**Data excerpts**:

══════

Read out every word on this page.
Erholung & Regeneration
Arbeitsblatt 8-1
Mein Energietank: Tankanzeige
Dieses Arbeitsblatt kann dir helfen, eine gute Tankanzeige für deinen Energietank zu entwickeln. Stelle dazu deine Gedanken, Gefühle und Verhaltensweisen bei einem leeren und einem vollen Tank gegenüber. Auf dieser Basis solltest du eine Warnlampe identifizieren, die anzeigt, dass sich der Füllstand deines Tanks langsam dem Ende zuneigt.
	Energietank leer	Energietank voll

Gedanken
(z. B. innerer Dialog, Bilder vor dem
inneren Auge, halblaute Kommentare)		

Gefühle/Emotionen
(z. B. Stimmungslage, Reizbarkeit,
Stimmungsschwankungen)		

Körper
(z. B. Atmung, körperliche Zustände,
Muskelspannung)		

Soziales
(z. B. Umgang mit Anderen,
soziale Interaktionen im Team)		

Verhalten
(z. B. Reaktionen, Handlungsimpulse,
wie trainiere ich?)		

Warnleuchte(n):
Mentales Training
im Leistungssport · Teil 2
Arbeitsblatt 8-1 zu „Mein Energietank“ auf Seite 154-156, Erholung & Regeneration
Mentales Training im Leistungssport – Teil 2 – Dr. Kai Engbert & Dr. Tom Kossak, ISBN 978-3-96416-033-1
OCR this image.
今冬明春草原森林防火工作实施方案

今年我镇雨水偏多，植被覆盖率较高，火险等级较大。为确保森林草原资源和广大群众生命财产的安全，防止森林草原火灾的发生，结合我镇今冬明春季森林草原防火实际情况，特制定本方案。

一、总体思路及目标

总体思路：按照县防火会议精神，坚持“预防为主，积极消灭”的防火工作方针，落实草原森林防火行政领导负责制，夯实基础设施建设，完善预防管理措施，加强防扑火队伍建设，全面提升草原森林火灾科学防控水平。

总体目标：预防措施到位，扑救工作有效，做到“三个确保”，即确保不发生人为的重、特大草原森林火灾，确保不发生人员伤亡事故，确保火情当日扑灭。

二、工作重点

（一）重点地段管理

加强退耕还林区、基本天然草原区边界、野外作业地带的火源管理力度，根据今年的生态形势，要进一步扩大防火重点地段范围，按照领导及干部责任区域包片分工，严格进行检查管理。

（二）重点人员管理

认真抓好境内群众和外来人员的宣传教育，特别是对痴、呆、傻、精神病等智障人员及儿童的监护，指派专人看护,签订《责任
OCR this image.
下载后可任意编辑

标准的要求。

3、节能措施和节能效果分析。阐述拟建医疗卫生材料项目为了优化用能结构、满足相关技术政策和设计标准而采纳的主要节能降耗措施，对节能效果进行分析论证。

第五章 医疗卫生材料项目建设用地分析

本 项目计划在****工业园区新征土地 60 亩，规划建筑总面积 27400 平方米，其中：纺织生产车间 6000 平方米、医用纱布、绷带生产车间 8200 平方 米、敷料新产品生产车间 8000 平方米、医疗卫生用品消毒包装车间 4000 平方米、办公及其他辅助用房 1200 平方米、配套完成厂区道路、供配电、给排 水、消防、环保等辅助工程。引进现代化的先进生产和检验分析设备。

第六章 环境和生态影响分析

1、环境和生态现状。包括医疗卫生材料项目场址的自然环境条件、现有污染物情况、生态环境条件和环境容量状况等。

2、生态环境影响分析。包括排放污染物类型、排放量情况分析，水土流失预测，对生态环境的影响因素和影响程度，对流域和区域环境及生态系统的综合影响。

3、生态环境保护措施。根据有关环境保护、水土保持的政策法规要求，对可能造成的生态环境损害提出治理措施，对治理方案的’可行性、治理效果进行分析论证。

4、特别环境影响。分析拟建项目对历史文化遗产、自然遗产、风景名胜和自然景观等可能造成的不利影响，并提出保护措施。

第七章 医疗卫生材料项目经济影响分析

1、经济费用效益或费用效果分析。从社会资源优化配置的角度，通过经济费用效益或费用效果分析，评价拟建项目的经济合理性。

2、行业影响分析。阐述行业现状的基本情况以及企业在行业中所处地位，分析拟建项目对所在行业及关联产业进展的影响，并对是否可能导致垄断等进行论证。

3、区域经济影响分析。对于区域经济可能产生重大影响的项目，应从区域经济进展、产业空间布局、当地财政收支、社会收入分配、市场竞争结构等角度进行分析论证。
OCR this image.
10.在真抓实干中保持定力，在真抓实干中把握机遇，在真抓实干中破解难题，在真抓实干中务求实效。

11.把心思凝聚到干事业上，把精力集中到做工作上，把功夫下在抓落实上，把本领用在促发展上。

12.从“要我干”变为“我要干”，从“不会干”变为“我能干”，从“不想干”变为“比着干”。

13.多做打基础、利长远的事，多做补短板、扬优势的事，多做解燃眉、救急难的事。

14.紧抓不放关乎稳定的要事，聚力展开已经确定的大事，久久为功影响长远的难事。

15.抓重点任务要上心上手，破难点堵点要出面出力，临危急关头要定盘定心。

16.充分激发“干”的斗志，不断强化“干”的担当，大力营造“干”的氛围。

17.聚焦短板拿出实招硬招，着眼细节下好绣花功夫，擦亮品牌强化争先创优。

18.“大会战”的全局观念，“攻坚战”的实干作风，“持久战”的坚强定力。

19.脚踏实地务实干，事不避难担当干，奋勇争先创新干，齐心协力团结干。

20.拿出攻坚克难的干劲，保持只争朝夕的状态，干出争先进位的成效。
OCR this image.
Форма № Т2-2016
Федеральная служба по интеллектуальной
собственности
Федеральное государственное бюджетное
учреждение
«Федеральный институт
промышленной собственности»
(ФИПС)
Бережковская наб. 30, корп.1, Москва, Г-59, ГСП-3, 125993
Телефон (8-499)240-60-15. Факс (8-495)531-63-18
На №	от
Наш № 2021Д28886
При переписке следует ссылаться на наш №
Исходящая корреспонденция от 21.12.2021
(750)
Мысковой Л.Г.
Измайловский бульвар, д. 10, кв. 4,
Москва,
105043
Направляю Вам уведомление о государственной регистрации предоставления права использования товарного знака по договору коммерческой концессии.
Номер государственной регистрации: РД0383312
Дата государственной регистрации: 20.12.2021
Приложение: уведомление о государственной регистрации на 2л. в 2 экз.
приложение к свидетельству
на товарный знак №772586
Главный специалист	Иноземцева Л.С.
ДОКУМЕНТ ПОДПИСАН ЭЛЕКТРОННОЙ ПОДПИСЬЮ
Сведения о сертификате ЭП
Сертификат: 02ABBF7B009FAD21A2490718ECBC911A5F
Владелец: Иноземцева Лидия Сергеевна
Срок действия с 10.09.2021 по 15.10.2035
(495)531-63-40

══════

Using the records above, gather all lines where the string "регистрации" is present.

**The result**:
Направляю Вам уведомление о государственной регистрации предоставления права использования товарного знака по договору коммерческой концессии.
Номер государственной регистрации: РД0383312
Дата государственной регистрации: 20.12.2021
Приложение: уведомление о государственной регистрации на 2л. в 2 экз.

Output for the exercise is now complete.